-- start RECORDS TO USE --

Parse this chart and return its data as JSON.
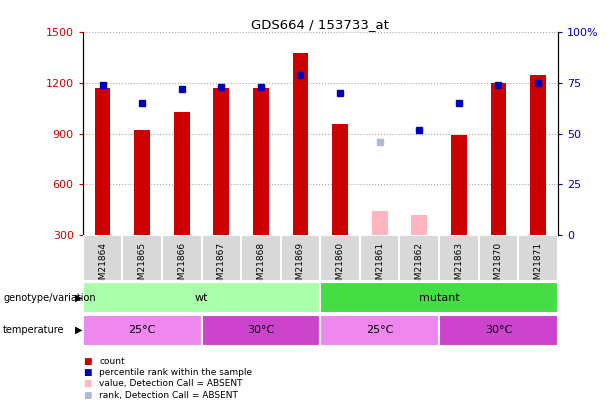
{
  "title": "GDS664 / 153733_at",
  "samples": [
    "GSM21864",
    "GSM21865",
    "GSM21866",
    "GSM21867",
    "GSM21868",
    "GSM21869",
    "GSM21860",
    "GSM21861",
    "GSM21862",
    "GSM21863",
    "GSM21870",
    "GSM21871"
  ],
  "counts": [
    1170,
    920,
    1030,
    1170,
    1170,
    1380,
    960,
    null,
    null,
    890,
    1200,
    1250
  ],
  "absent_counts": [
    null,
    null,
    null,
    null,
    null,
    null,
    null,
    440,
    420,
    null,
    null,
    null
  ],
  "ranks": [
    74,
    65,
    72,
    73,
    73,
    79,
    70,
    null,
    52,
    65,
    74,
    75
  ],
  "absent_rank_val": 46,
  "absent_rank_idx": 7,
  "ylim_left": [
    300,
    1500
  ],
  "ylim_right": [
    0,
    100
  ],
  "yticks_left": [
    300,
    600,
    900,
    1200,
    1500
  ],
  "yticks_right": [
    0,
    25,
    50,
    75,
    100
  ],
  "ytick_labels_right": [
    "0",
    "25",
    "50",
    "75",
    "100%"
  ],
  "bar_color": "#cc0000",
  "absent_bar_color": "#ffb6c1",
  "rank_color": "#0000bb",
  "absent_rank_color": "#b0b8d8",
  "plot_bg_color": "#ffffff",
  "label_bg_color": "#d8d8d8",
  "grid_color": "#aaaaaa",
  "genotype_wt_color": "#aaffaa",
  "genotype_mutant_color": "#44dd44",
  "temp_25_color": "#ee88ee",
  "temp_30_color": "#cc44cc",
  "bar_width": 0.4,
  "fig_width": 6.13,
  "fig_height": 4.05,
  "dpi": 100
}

-- end RECORDS TO USE --

■ INSTRUCTIONS FOR THE TASK
The records above are to be reproduced exactly; the pictures are to be left out.

■ OUTPUT OF THE TASK
Parse this chart and return its data as JSON.
{
  "title": "GDS664 / 153733_at",
  "samples": [
    "GSM21864",
    "GSM21865",
    "GSM21866",
    "GSM21867",
    "GSM21868",
    "GSM21869",
    "GSM21860",
    "GSM21861",
    "GSM21862",
    "GSM21863",
    "GSM21870",
    "GSM21871"
  ],
  "counts": [
    1170,
    920,
    1030,
    1170,
    1170,
    1380,
    960,
    null,
    null,
    890,
    1200,
    1250
  ],
  "absent_counts": [
    null,
    null,
    null,
    null,
    null,
    null,
    null,
    440,
    420,
    null,
    null,
    null
  ],
  "ranks": [
    74,
    65,
    72,
    73,
    73,
    79,
    70,
    null,
    52,
    65,
    74,
    75
  ],
  "absent_rank_val": 46,
  "absent_rank_idx": 7,
  "ylim_left": [
    300,
    1500
  ],
  "ylim_right": [
    0,
    100
  ],
  "yticks_left": [
    300,
    600,
    900,
    1200,
    1500
  ],
  "yticks_right": [
    0,
    25,
    50,
    75,
    100
  ],
  "ytick_labels_right": [
    "0",
    "25",
    "50",
    "75",
    "100%"
  ],
  "bar_color": "#cc0000",
  "absent_bar_color": "#ffb6c1",
  "rank_color": "#0000bb",
  "absent_rank_color": "#b0b8d8",
  "plot_bg_color": "#ffffff",
  "label_bg_color": "#d8d8d8",
  "grid_color": "#aaaaaa",
  "genotype_wt_color": "#aaffaa",
  "genotype_mutant_color": "#44dd44",
  "temp_25_color": "#ee88ee",
  "temp_30_color": "#cc44cc",
  "bar_width": 0.4,
  "fig_width": 6.13,
  "fig_height": 4.05,
  "dpi": 100
}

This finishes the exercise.